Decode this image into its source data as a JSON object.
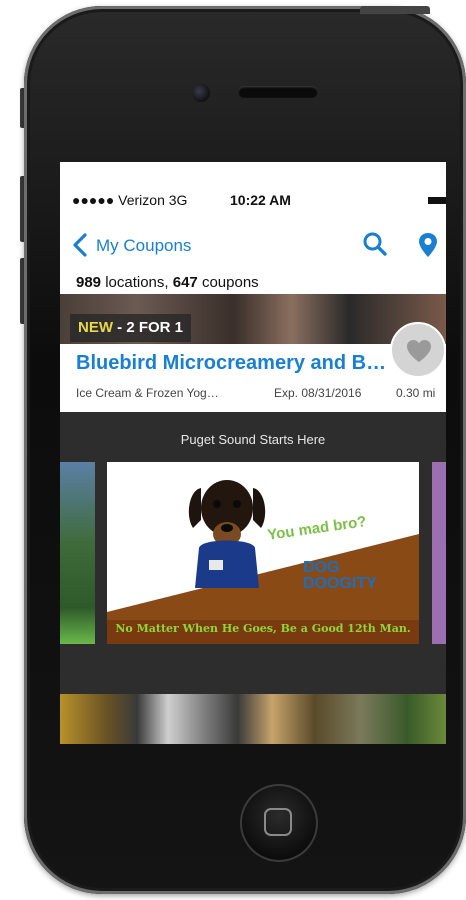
{
  "status_bar": {
    "carrier": "●●●●● Verizon  3G",
    "time": "10:22 AM"
  },
  "nav": {
    "back_label": "My Coupons",
    "icons": [
      "chevron-left-icon",
      "search-icon",
      "map-pin-icon"
    ]
  },
  "summary": {
    "locations_count": "989",
    "locations_label": " locations, ",
    "coupons_count": "647",
    "coupons_label": " coupons"
  },
  "coupon": {
    "badge_new": "NEW",
    "badge_deal": " - 2 FOR 1",
    "title": "Bluebird Microcreamery and B…",
    "category": "Ice Cream & Frozen Yog…",
    "expiration": "Exp. 08/31/2016",
    "distance": "0.30 mi",
    "favorite_icon": "heart-icon"
  },
  "ad_section": {
    "header": "Puget Sound Starts Here",
    "main_ad": {
      "callout": "You mad bro?",
      "logo_line1": "DOG",
      "logo_line2": "DOOGITY",
      "tagline": "No Matter When He Goes, Be a Good 12th Man."
    }
  },
  "colors": {
    "accent": "#1a7fd0",
    "badge_new": "#e8d84a",
    "dark_bg": "#2d2d2d",
    "ad_green": "#8fd63a"
  }
}
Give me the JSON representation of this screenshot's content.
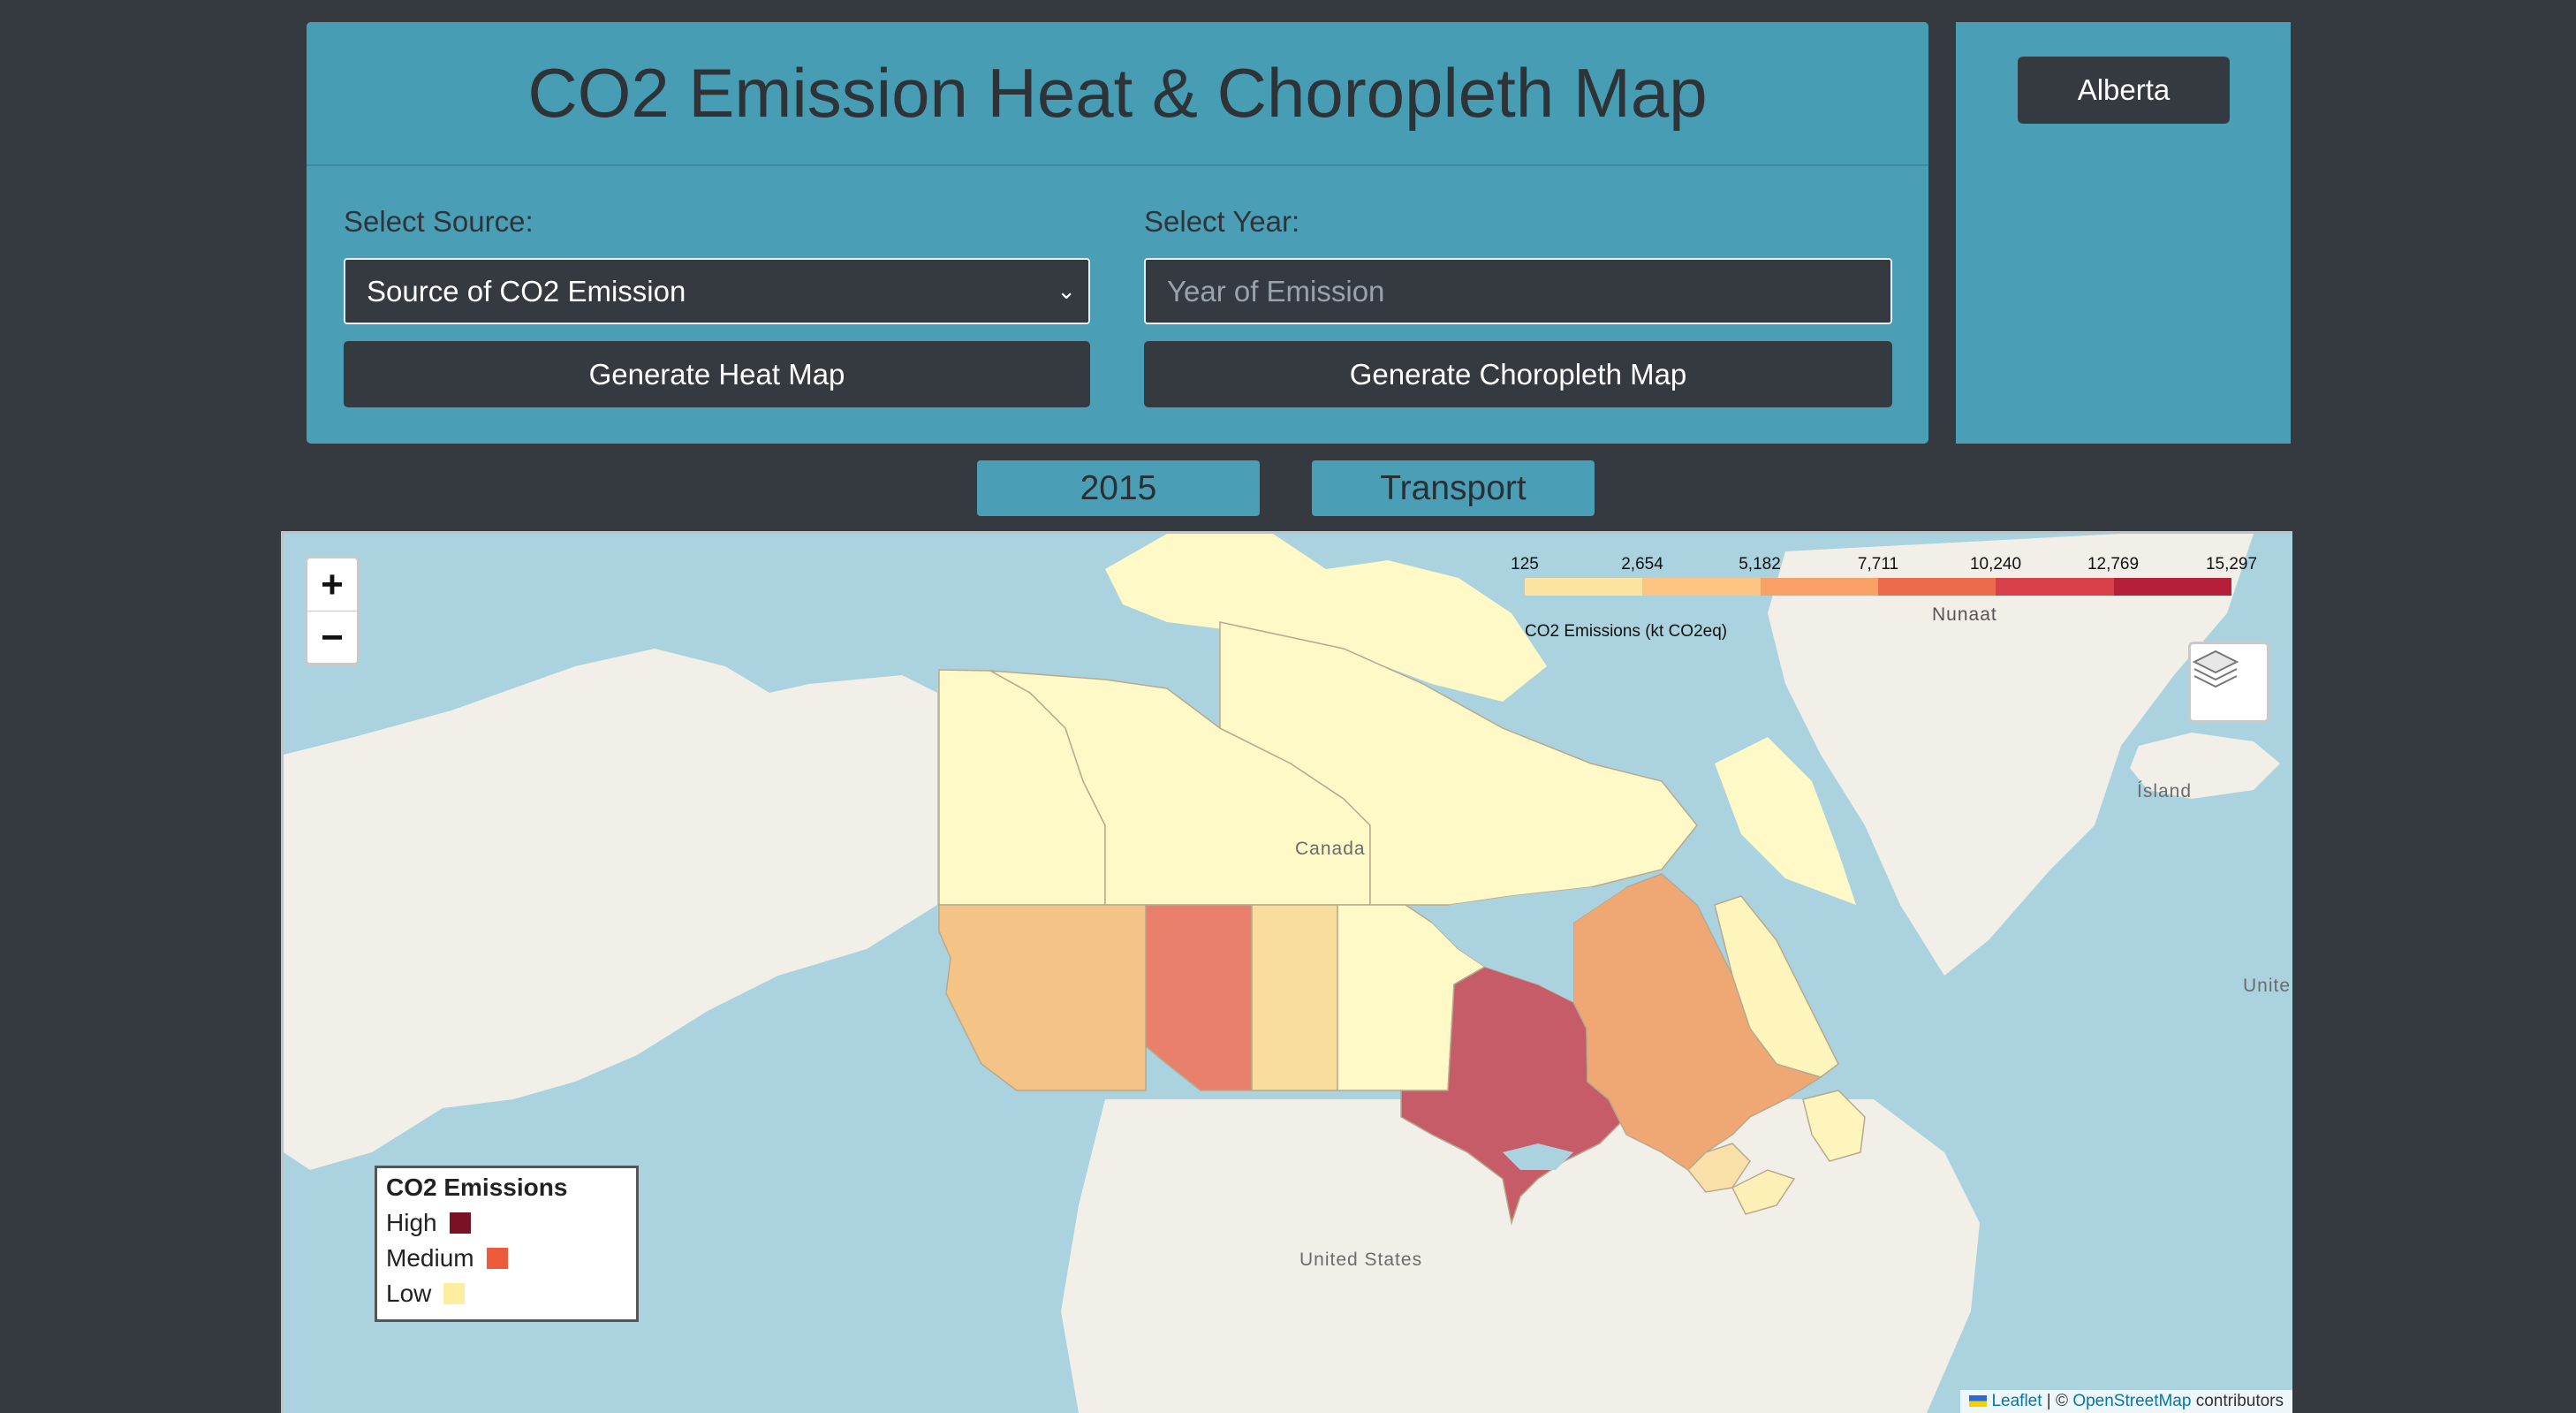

•••

• _Task goal_: Print out the whole of the material word for word, without pictures.

• _Exercise response_:
Decode this image into its source data as a JSON object.
{
  "status_bar": {
    "carrier": "●●●●● Verizon  3G",
    "time": "10:22 AM"
  },
  "nav": {
    "back_label": "My Coupons",
    "icons": [
      "chevron-left-icon",
      "search-icon",
      "map-pin-icon"
    ]
  },
  "summary": {
    "locations_count": "989",
    "locations_label": " locations, ",
    "coupons_count": "647",
    "coupons_label": " coupons"
  },
  "coupon": {
    "badge_new": "NEW",
    "badge_deal": " - 2 FOR 1",
    "title": "Bluebird Microcreamery and B…",
    "category": "Ice Cream & Frozen Yog…",
    "expiration": "Exp. 08/31/2016",
    "distance": "0.30 mi",
    "favorite_icon": "heart-icon"
  },
  "ad_section": {
    "header": "Puget Sound Starts Here",
    "main_ad": {
      "callout": "You mad bro?",
      "logo_line1": "DOG",
      "logo_line2": "DOOGITY",
      "tagline": "No Matter When He Goes, Be a Good 12th Man."
    }
  },
  "colors": {
    "accent": "#1a7fd0",
    "badge_new": "#e8d84a",
    "dark_bg": "#2d2d2d",
    "ad_green": "#8fd63a"
  }
}
Give me the JSON representation of this screenshot's content.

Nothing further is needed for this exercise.